Collected data entries
[Start]

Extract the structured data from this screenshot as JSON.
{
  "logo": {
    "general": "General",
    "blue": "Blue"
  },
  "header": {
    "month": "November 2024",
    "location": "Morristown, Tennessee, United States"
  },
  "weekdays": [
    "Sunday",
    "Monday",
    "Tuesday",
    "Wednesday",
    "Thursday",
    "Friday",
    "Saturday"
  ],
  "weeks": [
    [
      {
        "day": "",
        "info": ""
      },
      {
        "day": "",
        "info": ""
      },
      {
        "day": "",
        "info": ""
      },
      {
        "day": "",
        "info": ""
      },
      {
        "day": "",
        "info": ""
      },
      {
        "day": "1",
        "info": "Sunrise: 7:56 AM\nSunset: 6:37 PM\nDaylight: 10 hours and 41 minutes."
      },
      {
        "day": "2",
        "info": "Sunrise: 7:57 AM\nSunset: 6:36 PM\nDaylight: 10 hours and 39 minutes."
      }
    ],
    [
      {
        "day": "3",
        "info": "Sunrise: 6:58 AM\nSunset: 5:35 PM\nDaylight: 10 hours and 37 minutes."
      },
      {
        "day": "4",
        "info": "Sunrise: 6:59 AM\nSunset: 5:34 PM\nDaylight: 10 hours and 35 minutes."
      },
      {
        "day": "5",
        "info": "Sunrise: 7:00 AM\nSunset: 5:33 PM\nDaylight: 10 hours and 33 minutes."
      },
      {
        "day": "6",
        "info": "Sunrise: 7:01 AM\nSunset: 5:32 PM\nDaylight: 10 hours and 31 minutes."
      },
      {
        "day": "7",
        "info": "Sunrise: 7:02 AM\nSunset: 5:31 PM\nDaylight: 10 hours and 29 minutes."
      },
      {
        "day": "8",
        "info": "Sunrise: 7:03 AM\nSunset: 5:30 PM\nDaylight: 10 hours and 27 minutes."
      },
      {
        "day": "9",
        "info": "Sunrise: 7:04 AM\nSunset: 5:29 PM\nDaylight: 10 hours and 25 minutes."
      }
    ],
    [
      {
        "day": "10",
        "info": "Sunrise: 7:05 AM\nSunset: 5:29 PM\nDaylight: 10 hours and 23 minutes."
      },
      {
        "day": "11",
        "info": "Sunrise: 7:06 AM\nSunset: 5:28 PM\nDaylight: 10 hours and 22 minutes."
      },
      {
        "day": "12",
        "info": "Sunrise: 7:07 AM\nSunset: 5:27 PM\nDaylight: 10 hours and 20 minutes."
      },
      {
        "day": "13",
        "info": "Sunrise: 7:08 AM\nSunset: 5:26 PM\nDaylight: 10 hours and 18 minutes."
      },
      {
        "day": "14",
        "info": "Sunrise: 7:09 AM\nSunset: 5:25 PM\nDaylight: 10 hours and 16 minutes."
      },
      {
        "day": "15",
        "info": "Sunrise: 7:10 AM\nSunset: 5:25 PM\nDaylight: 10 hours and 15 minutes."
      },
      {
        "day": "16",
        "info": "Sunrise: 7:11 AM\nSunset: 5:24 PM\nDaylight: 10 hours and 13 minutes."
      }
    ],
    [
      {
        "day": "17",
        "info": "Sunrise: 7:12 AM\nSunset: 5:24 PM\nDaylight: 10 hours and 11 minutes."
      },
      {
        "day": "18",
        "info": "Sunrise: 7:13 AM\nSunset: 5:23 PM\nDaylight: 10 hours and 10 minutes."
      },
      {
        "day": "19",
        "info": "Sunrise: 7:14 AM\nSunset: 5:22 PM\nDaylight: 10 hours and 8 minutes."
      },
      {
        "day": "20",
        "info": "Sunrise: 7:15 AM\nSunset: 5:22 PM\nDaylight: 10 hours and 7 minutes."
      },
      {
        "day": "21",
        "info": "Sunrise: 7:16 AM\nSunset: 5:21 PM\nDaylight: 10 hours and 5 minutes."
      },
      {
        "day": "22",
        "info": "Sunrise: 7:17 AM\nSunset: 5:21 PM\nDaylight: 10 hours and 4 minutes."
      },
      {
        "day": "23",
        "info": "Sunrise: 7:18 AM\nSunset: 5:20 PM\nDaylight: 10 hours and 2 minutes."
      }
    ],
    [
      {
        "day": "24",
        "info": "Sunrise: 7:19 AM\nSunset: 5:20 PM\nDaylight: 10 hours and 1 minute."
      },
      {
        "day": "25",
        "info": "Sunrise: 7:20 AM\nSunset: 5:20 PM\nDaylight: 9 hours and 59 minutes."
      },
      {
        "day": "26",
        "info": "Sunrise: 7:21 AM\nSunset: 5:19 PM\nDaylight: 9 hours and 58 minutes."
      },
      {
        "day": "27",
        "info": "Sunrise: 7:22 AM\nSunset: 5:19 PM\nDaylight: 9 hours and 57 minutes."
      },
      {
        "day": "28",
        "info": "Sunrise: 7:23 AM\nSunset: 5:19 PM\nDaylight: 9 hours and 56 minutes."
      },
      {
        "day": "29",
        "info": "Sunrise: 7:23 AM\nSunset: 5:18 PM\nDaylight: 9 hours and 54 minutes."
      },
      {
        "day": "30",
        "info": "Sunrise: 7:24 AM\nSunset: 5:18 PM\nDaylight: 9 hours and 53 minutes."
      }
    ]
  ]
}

[End]

Goal: Give back the data above exactly as it appears.

Response below:
Extract the structured data from this screenshot as JSON.
{
  "logo": {
    "general": "General",
    "blue": "Blue"
  },
  "header": {
    "month": "November 2024",
    "location": "Morristown, Tennessee, United States"
  },
  "weekdays": [
    "Sunday",
    "Monday",
    "Tuesday",
    "Wednesday",
    "Thursday",
    "Friday",
    "Saturday"
  ],
  "weeks": [
    [
      {
        "day": "",
        "info": ""
      },
      {
        "day": "",
        "info": ""
      },
      {
        "day": "",
        "info": ""
      },
      {
        "day": "",
        "info": ""
      },
      {
        "day": "",
        "info": ""
      },
      {
        "day": "1",
        "info": "Sunrise: 7:56 AM\nSunset: 6:37 PM\nDaylight: 10 hours and 41 minutes."
      },
      {
        "day": "2",
        "info": "Sunrise: 7:57 AM\nSunset: 6:36 PM\nDaylight: 10 hours and 39 minutes."
      }
    ],
    [
      {
        "day": "3",
        "info": "Sunrise: 6:58 AM\nSunset: 5:35 PM\nDaylight: 10 hours and 37 minutes."
      },
      {
        "day": "4",
        "info": "Sunrise: 6:59 AM\nSunset: 5:34 PM\nDaylight: 10 hours and 35 minutes."
      },
      {
        "day": "5",
        "info": "Sunrise: 7:00 AM\nSunset: 5:33 PM\nDaylight: 10 hours and 33 minutes."
      },
      {
        "day": "6",
        "info": "Sunrise: 7:01 AM\nSunset: 5:32 PM\nDaylight: 10 hours and 31 minutes."
      },
      {
        "day": "7",
        "info": "Sunrise: 7:02 AM\nSunset: 5:31 PM\nDaylight: 10 hours and 29 minutes."
      },
      {
        "day": "8",
        "info": "Sunrise: 7:03 AM\nSunset: 5:30 PM\nDaylight: 10 hours and 27 minutes."
      },
      {
        "day": "9",
        "info": "Sunrise: 7:04 AM\nSunset: 5:29 PM\nDaylight: 10 hours and 25 minutes."
      }
    ],
    [
      {
        "day": "10",
        "info": "Sunrise: 7:05 AM\nSunset: 5:29 PM\nDaylight: 10 hours and 23 minutes."
      },
      {
        "day": "11",
        "info": "Sunrise: 7:06 AM\nSunset: 5:28 PM\nDaylight: 10 hours and 22 minutes."
      },
      {
        "day": "12",
        "info": "Sunrise: 7:07 AM\nSunset: 5:27 PM\nDaylight: 10 hours and 20 minutes."
      },
      {
        "day": "13",
        "info": "Sunrise: 7:08 AM\nSunset: 5:26 PM\nDaylight: 10 hours and 18 minutes."
      },
      {
        "day": "14",
        "info": "Sunrise: 7:09 AM\nSunset: 5:25 PM\nDaylight: 10 hours and 16 minutes."
      },
      {
        "day": "15",
        "info": "Sunrise: 7:10 AM\nSunset: 5:25 PM\nDaylight: 10 hours and 15 minutes."
      },
      {
        "day": "16",
        "info": "Sunrise: 7:11 AM\nSunset: 5:24 PM\nDaylight: 10 hours and 13 minutes."
      }
    ],
    [
      {
        "day": "17",
        "info": "Sunrise: 7:12 AM\nSunset: 5:24 PM\nDaylight: 10 hours and 11 minutes."
      },
      {
        "day": "18",
        "info": "Sunrise: 7:13 AM\nSunset: 5:23 PM\nDaylight: 10 hours and 10 minutes."
      },
      {
        "day": "19",
        "info": "Sunrise: 7:14 AM\nSunset: 5:22 PM\nDaylight: 10 hours and 8 minutes."
      },
      {
        "day": "20",
        "info": "Sunrise: 7:15 AM\nSunset: 5:22 PM\nDaylight: 10 hours and 7 minutes."
      },
      {
        "day": "21",
        "info": "Sunrise: 7:16 AM\nSunset: 5:21 PM\nDaylight: 10 hours and 5 minutes."
      },
      {
        "day": "22",
        "info": "Sunrise: 7:17 AM\nSunset: 5:21 PM\nDaylight: 10 hours and 4 minutes."
      },
      {
        "day": "23",
        "info": "Sunrise: 7:18 AM\nSunset: 5:20 PM\nDaylight: 10 hours and 2 minutes."
      }
    ],
    [
      {
        "day": "24",
        "info": "Sunrise: 7:19 AM\nSunset: 5:20 PM\nDaylight: 10 hours and 1 minute."
      },
      {
        "day": "25",
        "info": "Sunrise: 7:20 AM\nSunset: 5:20 PM\nDaylight: 9 hours and 59 minutes."
      },
      {
        "day": "26",
        "info": "Sunrise: 7:21 AM\nSunset: 5:19 PM\nDaylight: 9 hours and 58 minutes."
      },
      {
        "day": "27",
        "info": "Sunrise: 7:22 AM\nSunset: 5:19 PM\nDaylight: 9 hours and 57 minutes."
      },
      {
        "day": "28",
        "info": "Sunrise: 7:23 AM\nSunset: 5:19 PM\nDaylight: 9 hours and 56 minutes."
      },
      {
        "day": "29",
        "info": "Sunrise: 7:23 AM\nSunset: 5:18 PM\nDaylight: 9 hours and 54 minutes."
      },
      {
        "day": "30",
        "info": "Sunrise: 7:24 AM\nSunset: 5:18 PM\nDaylight: 9 hours and 53 minutes."
      }
    ]
  ]
}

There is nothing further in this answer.